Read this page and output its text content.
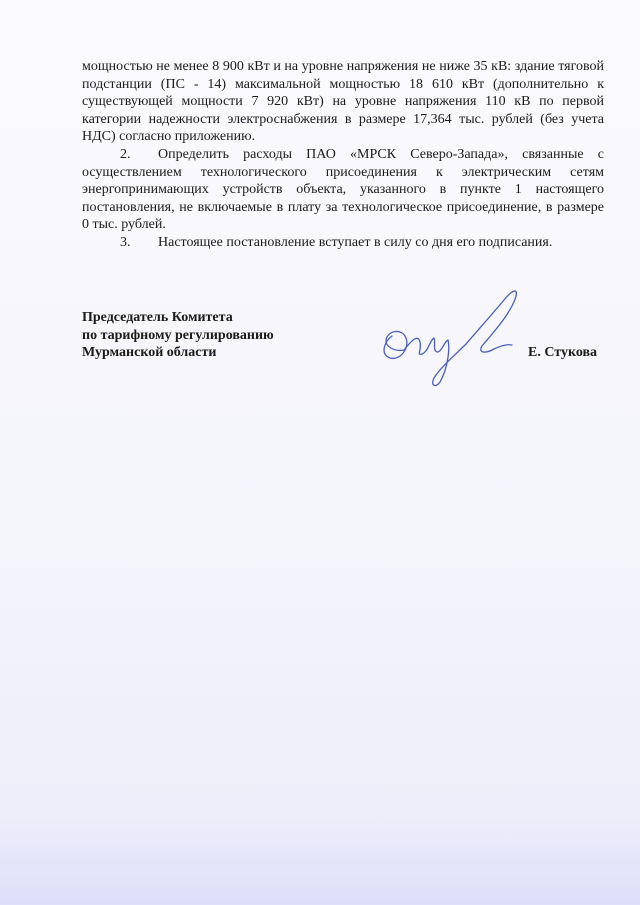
мощностью не менее 8 900 кВт и на уровне напряжения не ниже 35 кВ: здание тяговой подстанции (ПС - 14) максимальной мощностью 18 610 кВт (дополнительно к существующей мощности 7 920 кВт) на уровне напряжения 110 кВ по первой категории надежности электроснабжения в размере 17,364 тыс. рублей (без учета НДС) согласно приложению.

2. Определить расходы ПАО «МРСК Северо-Запада», связанные с осуществлением технологического присоединения к электрическим сетям энергопринимающих устройств объекта, указанного в пункте 1 настоящего постановления, не включаемые в плату за технологическое присоединение, в размере 0 тыс. рублей.

3. Настоящее постановление вступает в силу со дня его подписания.

Председатель Комитета
по тарифному регулированию
Мурманской области	Е. Стукова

+ + + + + + +

Without including any picture, repeat the data exactly.

ANSWER TO THIS EXERCISE -
Read this page and output its text content.
мощностью не менее 8 900 кВт и на уровне напряжения не ниже 35 кВ: здание тяговой подстанции (ПС - 14) максимальной мощностью 18 610 кВт (дополнительно к существующей мощности 7 920 кВт) на уровне напряжения 110 кВ по первой категории надежности электроснабжения в размере 17,364 тыс. рублей (без учета НДС) согласно приложению.

2. Определить расходы ПАО «МРСК Северо-Запада», связанные с осуществлением технологического присоединения к электрическим сетям энергопринимающих устройств объекта, указанного в пункте 1 настоящего постановления, не включаемые в плату за технологическое присоединение, в размере 0 тыс. рублей.

3. Настоящее постановление вступает в силу со дня его подписания.

Председатель Комитета
по тарифному регулированию
Мурманской области	Е. Стукова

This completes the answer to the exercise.